Algunas familias esperan para recoger a sus hijos. Delante, el suelo está cubierto de ceniza y la fachada del edificio, de color gris, contrasta con las cintas de colores que cuelgan de la barandilla del primer piso. Las caras son largas, se crean corrillos y se preguntan cómo ven “la cosa”. La cosa es el volcán, es el nuevo plan de vivienda, es la situación de las empresas en ERTE, es el encaje de los niños en la nueva escuela. Arriba, han colocado el antiguo cartel blanco con el nombre del colegio, que arrancaron de la pared casi sin tiempo. Se rompió y le falta un trozo en uno de los extremos. “Lo íbamos a arreglar, pero no vamos a hacerlo, es nuestra cicatriz”, dice Mónica.
Gabriel, otro de los maestros, sonríe a través de sus ojos. Ha sido un mes complicado, pero en el estreno todo ha salido bien. Él se prestó como voluntario para ayudar a las familias afectadas a vaciar sus casas y fue el que dio la voz de alarma sobre la evacuación del antiguo colegio. “Hay algo que me sigue afectando: la imagen de la energía de las personas mientras lo sacan todo de su casa y del desplome cuando cierran la puerta por última vez, saber que no vas a volver a entrar nunca”.
Son las ocho y media de la tarde. Mónica manda su último mensaje:
– Ya lo devoró. Me alegro de que conocieras nuestro cole azul.

**DATOS REGISTRADOS**.
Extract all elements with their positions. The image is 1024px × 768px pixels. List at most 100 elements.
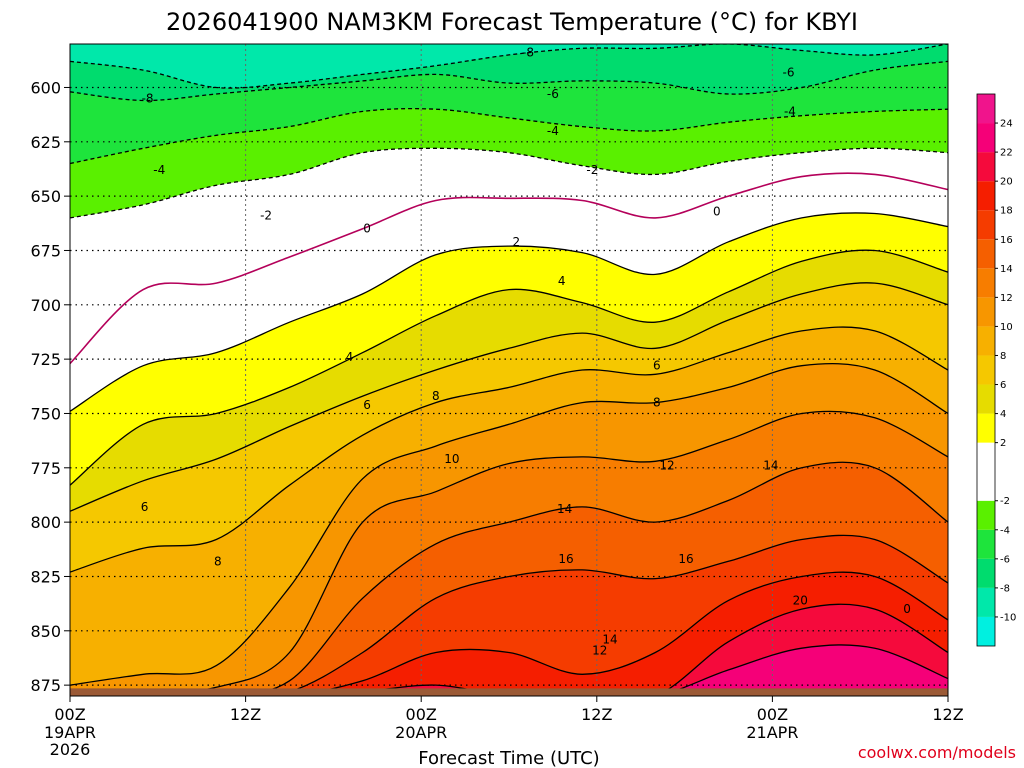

**TRABAJO POR HACER**. Edita el fragmento sobre el colegio: copia el tramo entre "Gabriel, otro de" y "nuestro cole azul.", ambos incluidos, y sustituye "la evacuación" por "el desalojo". Las líneas son un material aparte, independiente del fragmento.

**RESULTADO DE TAREA**.
Gabriel, otro de los maestros, sonríe a través de sus ojos. Ha sido un mes complicado, pero en el estreno todo ha salido bien. Él se prestó como voluntario para ayudar a las familias afectadas a vaciar sus casas y fue el que dio la voz de alarma sobre el desalojo del antiguo colegio. “Hay algo que me sigue afectando: la imagen de la energía de las personas mientras lo sacan todo de su casa y del desplome cuando cierran la puerta por última vez, saber que no vas a volver a entrar nunca”.
Son las ocho y media de la tarde. Mónica manda su último mensaje:
– Ya lo devoró. Me alegro de que conocieras nuestro cole azul.